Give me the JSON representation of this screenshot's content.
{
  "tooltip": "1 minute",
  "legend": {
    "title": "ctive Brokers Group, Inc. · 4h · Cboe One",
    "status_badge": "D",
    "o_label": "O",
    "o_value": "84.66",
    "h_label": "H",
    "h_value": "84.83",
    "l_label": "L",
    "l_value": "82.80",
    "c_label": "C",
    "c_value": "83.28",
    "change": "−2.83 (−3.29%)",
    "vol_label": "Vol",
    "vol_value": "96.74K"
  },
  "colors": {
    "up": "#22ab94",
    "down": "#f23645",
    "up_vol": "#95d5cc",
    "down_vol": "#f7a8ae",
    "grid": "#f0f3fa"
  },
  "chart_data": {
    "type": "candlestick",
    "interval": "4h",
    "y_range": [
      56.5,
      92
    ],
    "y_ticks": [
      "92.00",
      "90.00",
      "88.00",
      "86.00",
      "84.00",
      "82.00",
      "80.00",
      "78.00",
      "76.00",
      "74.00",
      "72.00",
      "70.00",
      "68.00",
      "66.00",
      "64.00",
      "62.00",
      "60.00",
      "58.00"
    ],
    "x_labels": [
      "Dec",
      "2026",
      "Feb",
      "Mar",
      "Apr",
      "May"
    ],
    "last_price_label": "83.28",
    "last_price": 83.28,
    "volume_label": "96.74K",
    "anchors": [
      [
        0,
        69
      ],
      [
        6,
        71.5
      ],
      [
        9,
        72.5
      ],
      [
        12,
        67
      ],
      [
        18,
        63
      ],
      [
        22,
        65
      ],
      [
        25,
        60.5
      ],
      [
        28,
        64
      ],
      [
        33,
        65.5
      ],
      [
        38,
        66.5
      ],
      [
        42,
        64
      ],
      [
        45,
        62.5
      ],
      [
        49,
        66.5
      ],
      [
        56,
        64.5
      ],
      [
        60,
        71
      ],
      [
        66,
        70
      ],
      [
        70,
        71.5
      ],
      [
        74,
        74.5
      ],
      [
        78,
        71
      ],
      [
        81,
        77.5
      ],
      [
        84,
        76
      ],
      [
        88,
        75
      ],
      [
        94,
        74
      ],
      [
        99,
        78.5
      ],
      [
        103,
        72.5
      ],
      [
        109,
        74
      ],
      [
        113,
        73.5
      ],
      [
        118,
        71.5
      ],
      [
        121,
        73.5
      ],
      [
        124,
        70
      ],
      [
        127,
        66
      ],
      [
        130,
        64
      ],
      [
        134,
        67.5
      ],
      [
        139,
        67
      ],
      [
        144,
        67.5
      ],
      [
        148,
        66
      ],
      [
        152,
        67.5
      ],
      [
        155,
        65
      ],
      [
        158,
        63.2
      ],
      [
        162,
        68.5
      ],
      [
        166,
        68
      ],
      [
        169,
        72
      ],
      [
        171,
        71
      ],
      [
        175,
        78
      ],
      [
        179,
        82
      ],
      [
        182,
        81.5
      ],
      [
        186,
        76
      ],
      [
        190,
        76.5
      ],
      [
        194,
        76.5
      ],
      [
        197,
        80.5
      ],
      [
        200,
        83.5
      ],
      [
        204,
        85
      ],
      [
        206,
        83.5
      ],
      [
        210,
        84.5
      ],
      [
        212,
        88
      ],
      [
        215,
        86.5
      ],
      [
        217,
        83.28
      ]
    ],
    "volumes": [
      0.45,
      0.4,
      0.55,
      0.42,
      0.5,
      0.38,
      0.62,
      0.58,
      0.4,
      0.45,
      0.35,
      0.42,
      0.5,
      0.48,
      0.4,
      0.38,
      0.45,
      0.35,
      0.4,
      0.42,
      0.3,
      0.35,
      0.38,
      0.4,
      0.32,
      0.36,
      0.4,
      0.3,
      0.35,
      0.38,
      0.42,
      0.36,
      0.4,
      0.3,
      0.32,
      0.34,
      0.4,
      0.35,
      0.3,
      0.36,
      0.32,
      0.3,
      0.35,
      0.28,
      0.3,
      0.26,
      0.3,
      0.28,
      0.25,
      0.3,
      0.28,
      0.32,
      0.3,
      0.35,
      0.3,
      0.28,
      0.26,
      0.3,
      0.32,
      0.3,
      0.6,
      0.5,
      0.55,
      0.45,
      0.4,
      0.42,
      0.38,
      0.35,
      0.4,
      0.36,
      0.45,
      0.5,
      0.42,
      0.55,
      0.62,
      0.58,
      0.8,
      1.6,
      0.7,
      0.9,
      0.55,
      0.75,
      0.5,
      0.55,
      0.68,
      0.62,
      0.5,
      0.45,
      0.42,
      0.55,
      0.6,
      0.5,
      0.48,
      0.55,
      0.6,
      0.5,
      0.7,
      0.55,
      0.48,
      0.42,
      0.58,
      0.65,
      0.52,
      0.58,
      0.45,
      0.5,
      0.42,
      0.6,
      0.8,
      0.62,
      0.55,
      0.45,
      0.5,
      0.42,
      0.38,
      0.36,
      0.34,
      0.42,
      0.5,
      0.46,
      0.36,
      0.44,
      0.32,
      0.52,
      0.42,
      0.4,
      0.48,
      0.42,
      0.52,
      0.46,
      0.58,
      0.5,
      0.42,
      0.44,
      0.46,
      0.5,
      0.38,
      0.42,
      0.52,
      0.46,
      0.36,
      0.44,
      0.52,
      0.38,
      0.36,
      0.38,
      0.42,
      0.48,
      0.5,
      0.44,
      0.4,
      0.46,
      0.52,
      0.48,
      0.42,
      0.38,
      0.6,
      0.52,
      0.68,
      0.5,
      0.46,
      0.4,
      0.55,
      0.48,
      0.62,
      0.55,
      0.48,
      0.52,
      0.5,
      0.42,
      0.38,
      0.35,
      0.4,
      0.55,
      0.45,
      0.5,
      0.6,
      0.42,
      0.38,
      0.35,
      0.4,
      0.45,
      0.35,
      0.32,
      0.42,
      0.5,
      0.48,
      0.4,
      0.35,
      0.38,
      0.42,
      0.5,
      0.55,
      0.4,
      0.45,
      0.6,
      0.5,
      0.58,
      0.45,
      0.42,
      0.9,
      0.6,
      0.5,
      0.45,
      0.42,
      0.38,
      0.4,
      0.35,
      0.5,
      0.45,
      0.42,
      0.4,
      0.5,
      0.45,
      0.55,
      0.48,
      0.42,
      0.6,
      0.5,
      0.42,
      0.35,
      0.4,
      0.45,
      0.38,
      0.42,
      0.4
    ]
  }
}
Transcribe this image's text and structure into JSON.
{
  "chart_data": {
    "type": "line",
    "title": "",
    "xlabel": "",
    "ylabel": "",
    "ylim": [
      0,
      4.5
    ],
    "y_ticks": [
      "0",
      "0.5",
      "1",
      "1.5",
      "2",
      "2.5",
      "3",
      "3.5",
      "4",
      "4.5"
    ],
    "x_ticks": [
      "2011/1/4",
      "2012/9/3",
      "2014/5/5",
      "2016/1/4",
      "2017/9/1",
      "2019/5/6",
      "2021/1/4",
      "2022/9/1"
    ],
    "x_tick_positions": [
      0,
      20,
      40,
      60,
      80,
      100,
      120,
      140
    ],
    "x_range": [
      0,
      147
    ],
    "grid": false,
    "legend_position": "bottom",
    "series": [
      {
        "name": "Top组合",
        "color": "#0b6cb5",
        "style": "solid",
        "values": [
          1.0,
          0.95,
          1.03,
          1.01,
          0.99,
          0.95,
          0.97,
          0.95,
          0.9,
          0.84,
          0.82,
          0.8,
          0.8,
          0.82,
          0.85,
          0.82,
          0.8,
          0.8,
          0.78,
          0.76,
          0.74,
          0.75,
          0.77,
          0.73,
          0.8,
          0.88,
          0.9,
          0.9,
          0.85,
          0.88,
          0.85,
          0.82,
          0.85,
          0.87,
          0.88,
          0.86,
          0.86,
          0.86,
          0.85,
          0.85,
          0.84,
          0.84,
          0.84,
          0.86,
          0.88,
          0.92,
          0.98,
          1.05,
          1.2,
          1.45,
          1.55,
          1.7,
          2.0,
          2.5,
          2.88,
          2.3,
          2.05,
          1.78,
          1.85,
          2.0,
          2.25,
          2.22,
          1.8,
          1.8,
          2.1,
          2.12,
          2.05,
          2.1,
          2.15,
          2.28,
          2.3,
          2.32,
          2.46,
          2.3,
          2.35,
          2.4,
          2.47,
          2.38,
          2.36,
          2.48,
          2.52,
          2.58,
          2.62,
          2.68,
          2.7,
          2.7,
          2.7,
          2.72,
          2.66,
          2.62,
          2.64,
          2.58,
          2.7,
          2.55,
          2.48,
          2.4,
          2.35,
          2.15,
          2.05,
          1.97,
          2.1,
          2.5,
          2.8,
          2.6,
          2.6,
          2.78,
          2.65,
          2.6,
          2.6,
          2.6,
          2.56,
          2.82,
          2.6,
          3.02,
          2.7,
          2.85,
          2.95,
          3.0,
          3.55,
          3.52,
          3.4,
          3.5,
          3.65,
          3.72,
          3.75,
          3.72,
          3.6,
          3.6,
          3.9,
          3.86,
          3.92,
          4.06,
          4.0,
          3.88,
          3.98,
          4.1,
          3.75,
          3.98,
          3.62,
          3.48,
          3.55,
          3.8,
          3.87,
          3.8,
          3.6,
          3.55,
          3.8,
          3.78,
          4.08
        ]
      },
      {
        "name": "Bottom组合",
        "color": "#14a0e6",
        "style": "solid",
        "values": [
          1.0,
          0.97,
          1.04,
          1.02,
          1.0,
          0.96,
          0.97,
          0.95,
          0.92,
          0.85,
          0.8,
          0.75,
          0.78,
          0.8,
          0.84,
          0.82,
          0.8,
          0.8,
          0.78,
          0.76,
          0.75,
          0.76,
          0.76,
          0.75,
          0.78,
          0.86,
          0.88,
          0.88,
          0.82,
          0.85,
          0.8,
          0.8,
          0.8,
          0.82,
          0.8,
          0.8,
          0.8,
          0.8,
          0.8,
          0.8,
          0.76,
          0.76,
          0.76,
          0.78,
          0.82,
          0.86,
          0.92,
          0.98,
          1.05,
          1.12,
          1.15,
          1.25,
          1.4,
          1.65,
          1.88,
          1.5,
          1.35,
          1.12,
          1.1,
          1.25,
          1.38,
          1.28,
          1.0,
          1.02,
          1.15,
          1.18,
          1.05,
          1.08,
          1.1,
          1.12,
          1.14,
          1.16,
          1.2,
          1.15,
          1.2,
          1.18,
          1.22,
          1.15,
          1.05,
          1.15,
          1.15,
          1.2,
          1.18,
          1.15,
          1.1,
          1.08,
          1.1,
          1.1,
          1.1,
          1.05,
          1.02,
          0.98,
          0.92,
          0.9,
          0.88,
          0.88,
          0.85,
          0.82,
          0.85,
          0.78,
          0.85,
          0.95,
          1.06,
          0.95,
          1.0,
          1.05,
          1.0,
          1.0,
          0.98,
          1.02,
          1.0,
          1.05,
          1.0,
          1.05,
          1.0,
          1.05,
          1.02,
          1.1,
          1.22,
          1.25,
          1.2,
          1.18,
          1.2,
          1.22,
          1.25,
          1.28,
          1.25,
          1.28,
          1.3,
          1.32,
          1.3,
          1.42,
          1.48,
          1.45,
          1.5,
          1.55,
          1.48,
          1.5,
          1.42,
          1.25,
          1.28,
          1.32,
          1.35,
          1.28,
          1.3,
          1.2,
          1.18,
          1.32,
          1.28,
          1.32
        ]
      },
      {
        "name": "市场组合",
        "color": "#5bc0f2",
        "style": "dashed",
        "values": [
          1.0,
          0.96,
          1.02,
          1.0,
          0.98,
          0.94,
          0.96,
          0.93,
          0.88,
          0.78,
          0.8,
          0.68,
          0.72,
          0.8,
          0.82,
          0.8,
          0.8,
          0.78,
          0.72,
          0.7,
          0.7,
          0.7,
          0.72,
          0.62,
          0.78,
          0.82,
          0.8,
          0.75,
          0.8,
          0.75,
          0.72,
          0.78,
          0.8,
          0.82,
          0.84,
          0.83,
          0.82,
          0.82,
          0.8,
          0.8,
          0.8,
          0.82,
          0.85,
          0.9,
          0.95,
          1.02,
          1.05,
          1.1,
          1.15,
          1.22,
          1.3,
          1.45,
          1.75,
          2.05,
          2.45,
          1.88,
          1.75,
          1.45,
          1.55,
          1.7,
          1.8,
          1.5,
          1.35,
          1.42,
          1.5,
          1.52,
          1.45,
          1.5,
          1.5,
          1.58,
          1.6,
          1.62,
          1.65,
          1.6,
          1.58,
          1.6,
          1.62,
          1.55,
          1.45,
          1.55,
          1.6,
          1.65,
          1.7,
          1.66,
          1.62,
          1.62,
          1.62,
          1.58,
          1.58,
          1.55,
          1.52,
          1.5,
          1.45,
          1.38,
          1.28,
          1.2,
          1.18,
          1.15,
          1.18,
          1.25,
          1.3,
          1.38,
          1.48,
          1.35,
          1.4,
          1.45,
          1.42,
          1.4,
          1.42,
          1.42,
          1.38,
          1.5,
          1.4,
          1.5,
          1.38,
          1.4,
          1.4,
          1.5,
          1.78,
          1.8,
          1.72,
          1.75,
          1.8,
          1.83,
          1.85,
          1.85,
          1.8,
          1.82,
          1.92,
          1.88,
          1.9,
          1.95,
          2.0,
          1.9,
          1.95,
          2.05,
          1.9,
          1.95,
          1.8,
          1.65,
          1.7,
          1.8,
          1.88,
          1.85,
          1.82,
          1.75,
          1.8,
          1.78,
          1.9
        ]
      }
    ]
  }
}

:::::

▶ [TASK INSTRUCTIONS]: Copy out every line of the listing that includes the string "this".

▶ [FINISHED ANSWER]:
Give me the JSON representation of this screenshot's content.
Transcribe this image's text and structure into JSON.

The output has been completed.